--- DATASET ROWS ---

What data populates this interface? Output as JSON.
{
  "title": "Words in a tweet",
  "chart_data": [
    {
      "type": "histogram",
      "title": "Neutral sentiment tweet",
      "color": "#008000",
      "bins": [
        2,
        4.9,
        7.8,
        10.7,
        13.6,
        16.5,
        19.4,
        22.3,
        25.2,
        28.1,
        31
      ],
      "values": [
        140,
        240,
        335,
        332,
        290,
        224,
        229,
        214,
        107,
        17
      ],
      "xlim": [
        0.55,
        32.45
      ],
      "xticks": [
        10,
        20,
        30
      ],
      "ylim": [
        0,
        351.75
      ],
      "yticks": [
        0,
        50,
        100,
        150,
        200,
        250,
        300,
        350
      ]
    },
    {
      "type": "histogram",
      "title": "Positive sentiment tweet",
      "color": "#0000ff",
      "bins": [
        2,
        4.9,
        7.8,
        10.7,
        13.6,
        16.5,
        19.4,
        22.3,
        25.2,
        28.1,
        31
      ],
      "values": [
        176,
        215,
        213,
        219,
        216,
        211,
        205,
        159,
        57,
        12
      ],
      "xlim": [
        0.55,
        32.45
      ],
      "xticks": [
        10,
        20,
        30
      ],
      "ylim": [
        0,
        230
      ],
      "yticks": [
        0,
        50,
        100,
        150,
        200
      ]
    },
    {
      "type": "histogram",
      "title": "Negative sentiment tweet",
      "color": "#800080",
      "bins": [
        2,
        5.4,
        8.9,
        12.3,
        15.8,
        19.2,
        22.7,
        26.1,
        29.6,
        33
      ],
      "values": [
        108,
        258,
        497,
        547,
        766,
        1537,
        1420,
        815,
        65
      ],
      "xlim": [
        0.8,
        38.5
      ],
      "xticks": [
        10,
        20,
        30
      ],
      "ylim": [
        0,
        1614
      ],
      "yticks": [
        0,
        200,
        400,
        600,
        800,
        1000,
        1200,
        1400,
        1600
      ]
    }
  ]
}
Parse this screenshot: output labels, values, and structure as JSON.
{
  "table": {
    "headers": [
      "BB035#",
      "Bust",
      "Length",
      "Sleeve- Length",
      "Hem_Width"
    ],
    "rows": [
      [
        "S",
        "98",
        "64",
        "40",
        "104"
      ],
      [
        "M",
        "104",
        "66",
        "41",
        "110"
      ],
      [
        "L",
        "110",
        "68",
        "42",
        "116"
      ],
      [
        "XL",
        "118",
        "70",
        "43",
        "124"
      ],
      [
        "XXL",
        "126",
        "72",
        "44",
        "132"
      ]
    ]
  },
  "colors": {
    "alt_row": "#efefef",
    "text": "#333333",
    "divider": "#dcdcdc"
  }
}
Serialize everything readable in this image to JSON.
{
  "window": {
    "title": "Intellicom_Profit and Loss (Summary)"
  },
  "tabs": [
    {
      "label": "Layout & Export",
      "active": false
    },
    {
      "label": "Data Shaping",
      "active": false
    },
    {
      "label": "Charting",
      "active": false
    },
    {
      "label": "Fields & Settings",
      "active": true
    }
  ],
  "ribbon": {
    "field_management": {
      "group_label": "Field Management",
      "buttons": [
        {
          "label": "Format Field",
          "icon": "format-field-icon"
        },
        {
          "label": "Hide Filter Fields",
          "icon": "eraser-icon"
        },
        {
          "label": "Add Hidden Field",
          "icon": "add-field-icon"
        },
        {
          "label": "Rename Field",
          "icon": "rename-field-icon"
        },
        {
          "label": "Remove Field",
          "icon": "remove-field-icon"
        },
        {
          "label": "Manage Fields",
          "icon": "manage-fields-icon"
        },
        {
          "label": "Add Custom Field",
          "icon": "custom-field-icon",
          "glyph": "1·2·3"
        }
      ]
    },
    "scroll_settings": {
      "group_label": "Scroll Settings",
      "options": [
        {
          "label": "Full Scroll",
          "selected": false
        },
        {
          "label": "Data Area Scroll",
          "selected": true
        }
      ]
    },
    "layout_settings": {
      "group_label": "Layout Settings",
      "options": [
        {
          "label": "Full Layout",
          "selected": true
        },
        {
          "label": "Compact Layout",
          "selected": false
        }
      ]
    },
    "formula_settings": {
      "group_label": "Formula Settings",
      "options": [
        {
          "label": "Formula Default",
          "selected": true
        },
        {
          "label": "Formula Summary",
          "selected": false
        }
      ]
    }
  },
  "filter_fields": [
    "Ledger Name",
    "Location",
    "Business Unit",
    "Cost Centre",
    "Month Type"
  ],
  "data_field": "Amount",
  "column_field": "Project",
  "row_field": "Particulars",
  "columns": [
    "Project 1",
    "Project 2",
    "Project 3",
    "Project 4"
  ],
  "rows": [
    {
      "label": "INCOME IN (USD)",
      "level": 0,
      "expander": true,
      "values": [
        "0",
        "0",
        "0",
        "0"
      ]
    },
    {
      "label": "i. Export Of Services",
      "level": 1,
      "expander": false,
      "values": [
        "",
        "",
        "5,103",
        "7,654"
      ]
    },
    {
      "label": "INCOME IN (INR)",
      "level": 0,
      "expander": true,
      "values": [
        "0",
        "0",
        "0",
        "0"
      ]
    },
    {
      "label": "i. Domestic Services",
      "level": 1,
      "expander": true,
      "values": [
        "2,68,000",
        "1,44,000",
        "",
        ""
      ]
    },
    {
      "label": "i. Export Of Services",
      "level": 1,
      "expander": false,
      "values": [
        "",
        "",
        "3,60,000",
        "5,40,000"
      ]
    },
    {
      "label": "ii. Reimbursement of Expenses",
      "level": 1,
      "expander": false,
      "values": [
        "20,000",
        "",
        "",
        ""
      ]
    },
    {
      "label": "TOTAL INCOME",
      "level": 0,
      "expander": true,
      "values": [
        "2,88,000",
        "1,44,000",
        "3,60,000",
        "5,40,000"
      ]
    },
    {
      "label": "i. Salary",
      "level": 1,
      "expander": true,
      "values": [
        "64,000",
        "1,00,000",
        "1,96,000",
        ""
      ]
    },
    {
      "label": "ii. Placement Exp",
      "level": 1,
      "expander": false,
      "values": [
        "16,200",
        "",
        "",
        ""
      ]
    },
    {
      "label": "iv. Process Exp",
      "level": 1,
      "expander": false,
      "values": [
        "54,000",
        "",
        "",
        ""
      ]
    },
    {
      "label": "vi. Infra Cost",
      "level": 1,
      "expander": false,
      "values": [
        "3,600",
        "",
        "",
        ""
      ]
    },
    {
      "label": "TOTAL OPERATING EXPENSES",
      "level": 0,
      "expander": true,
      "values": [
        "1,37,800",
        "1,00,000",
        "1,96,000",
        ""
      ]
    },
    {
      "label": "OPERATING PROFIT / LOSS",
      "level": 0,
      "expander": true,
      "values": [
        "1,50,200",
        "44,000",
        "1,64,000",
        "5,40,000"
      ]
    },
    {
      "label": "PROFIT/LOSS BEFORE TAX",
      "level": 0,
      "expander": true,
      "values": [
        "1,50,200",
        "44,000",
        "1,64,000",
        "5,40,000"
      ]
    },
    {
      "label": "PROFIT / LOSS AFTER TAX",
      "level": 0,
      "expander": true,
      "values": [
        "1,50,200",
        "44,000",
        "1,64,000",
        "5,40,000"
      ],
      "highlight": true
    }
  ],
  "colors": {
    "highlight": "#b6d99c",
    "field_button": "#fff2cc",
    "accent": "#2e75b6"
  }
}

---

Reproduce every line above without error.

→ **RESPONSE BELOW**:
What data populates this interface? Output as JSON.
{
  "title": "Words in a tweet",
  "chart_data": [
    {
      "type": "histogram",
      "title": "Neutral sentiment tweet",
      "color": "#008000",
      "bins": [
        2,
        4.9,
        7.8,
        10.7,
        13.6,
        16.5,
        19.4,
        22.3,
        25.2,
        28.1,
        31
      ],
      "values": [
        140,
        240,
        335,
        332,
        290,
        224,
        229,
        214,
        107,
        17
      ],
      "xlim": [
        0.55,
        32.45
      ],
      "xticks": [
        10,
        20,
        30
      ],
      "ylim": [
        0,
        351.75
      ],
      "yticks": [
        0,
        50,
        100,
        150,
        200,
        250,
        300,
        350
      ]
    },
    {
      "type": "histogram",
      "title": "Positive sentiment tweet",
      "color": "#0000ff",
      "bins": [
        2,
        4.9,
        7.8,
        10.7,
        13.6,
        16.5,
        19.4,
        22.3,
        25.2,
        28.1,
        31
      ],
      "values": [
        176,
        215,
        213,
        219,
        216,
        211,
        205,
        159,
        57,
        12
      ],
      "xlim": [
        0.55,
        32.45
      ],
      "xticks": [
        10,
        20,
        30
      ],
      "ylim": [
        0,
        230
      ],
      "yticks": [
        0,
        50,
        100,
        150,
        200
      ]
    },
    {
      "type": "histogram",
      "title": "Negative sentiment tweet",
      "color": "#800080",
      "bins": [
        2,
        5.4,
        8.9,
        12.3,
        15.8,
        19.2,
        22.7,
        26.1,
        29.6,
        33
      ],
      "values": [
        108,
        258,
        497,
        547,
        766,
        1537,
        1420,
        815,
        65
      ],
      "xlim": [
        0.8,
        38.5
      ],
      "xticks": [
        10,
        20,
        30
      ],
      "ylim": [
        0,
        1614
      ],
      "yticks": [
        0,
        200,
        400,
        600,
        800,
        1000,
        1200,
        1400,
        1600
      ]
    }
  ]
}
Parse this screenshot: output labels, values, and structure as JSON.
{
  "table": {
    "headers": [
      "BB035#",
      "Bust",
      "Length",
      "Sleeve- Length",
      "Hem_Width"
    ],
    "rows": [
      [
        "S",
        "98",
        "64",
        "40",
        "104"
      ],
      [
        "M",
        "104",
        "66",
        "41",
        "110"
      ],
      [
        "L",
        "110",
        "68",
        "42",
        "116"
      ],
      [
        "XL",
        "118",
        "70",
        "43",
        "124"
      ],
      [
        "XXL",
        "126",
        "72",
        "44",
        "132"
      ]
    ]
  },
  "colors": {
    "alt_row": "#efefef",
    "text": "#333333",
    "divider": "#dcdcdc"
  }
}
Serialize everything readable in this image to JSON.
{
  "window": {
    "title": "Intellicom_Profit and Loss (Summary)"
  },
  "tabs": [
    {
      "label": "Layout & Export",
      "active": false
    },
    {
      "label": "Data Shaping",
      "active": false
    },
    {
      "label": "Charting",
      "active": false
    },
    {
      "label": "Fields & Settings",
      "active": true
    }
  ],
  "ribbon": {
    "field_management": {
      "group_label": "Field Management",
      "buttons": [
        {
          "label": "Format Field",
          "icon": "format-field-icon"
        },
        {
          "label": "Hide Filter Fields",
          "icon": "eraser-icon"
        },
        {
          "label": "Add Hidden Field",
          "icon": "add-field-icon"
        },
        {
          "label": "Rename Field",
          "icon": "rename-field-icon"
        },
        {
          "label": "Remove Field",
          "icon": "remove-field-icon"
        },
        {
          "label": "Manage Fields",
          "icon": "manage-fields-icon"
        },
        {
          "label": "Add Custom Field",
          "icon": "custom-field-icon",
          "glyph": "1·2·3"
        }
      ]
    },
    "scroll_settings": {
      "group_label": "Scroll Settings",
      "options": [
        {
          "label": "Full Scroll",
          "selected": false
        },
        {
          "label": "Data Area Scroll",
          "selected": true
        }
      ]
    },
    "layout_settings": {
      "group_label": "Layout Settings",
      "options": [
        {
          "label": "Full Layout",
          "selected": true
        },
        {
          "label": "Compact Layout",
          "selected": false
        }
      ]
    },
    "formula_settings": {
      "group_label": "Formula Settings",
      "options": [
        {
          "label": "Formula Default",
          "selected": true
        },
        {
          "label": "Formula Summary",
          "selected": false
        }
      ]
    }
  },
  "filter_fields": [
    "Ledger Name",
    "Location",
    "Business Unit",
    "Cost Centre",
    "Month Type"
  ],
  "data_field": "Amount",
  "column_field": "Project",
  "row_field": "Particulars",
  "columns": [
    "Project 1",
    "Project 2",
    "Project 3",
    "Project 4"
  ],
  "rows": [
    {
      "label": "INCOME IN (USD)",
      "level": 0,
      "expander": true,
      "values": [
        "0",
        "0",
        "0",
        "0"
      ]
    },
    {
      "label": "i. Export Of Services",
      "level": 1,
      "expander": false,
      "values": [
        "",
        "",
        "5,103",
        "7,654"
      ]
    },
    {
      "label": "INCOME IN (INR)",
      "level": 0,
      "expander": true,
      "values": [
        "0",
        "0",
        "0",
        "0"
      ]
    },
    {
      "label": "i. Domestic Services",
      "level": 1,
      "expander": true,
      "values": [
        "2,68,000",
        "1,44,000",
        "",
        ""
      ]
    },
    {
      "label": "i. Export Of Services",
      "level": 1,
      "expander": false,
      "values": [
        "",
        "",
        "3,60,000",
        "5,40,000"
      ]
    },
    {
      "label": "ii. Reimbursement of Expenses",
      "level": 1,
      "expander": false,
      "values": [
        "20,000",
        "",
        "",
        ""
      ]
    },
    {
      "label": "TOTAL INCOME",
      "level": 0,
      "expander": true,
      "values": [
        "2,88,000",
        "1,44,000",
        "3,60,000",
        "5,40,000"
      ]
    },
    {
      "label": "i. Salary",
      "level": 1,
      "expander": true,
      "values": [
        "64,000",
        "1,00,000",
        "1,96,000",
        ""
      ]
    },
    {
      "label": "ii. Placement Exp",
      "level": 1,
      "expander": false,
      "values": [
        "16,200",
        "",
        "",
        ""
      ]
    },
    {
      "label": "iv. Process Exp",
      "level": 1,
      "expander": false,
      "values": [
        "54,000",
        "",
        "",
        ""
      ]
    },
    {
      "label": "vi. Infra Cost",
      "level": 1,
      "expander": false,
      "values": [
        "3,600",
        "",
        "",
        ""
      ]
    },
    {
      "label": "TOTAL OPERATING EXPENSES",
      "level": 0,
      "expander": true,
      "values": [
        "1,37,800",
        "1,00,000",
        "1,96,000",
        ""
      ]
    },
    {
      "label": "OPERATING PROFIT / LOSS",
      "level": 0,
      "expander": true,
      "values": [
        "1,50,200",
        "44,000",
        "1,64,000",
        "5,40,000"
      ]
    },
    {
      "label": "PROFIT/LOSS BEFORE TAX",
      "level": 0,
      "expander": true,
      "values": [
        "1,50,200",
        "44,000",
        "1,64,000",
        "5,40,000"
      ]
    },
    {
      "label": "PROFIT / LOSS AFTER TAX",
      "level": 0,
      "expander": true,
      "values": [
        "1,50,200",
        "44,000",
        "1,64,000",
        "5,40,000"
      ],
      "highlight": true
    }
  ],
  "colors": {
    "highlight": "#b6d99c",
    "field_button": "#fff2cc",
    "accent": "#2e75b6"
  }
}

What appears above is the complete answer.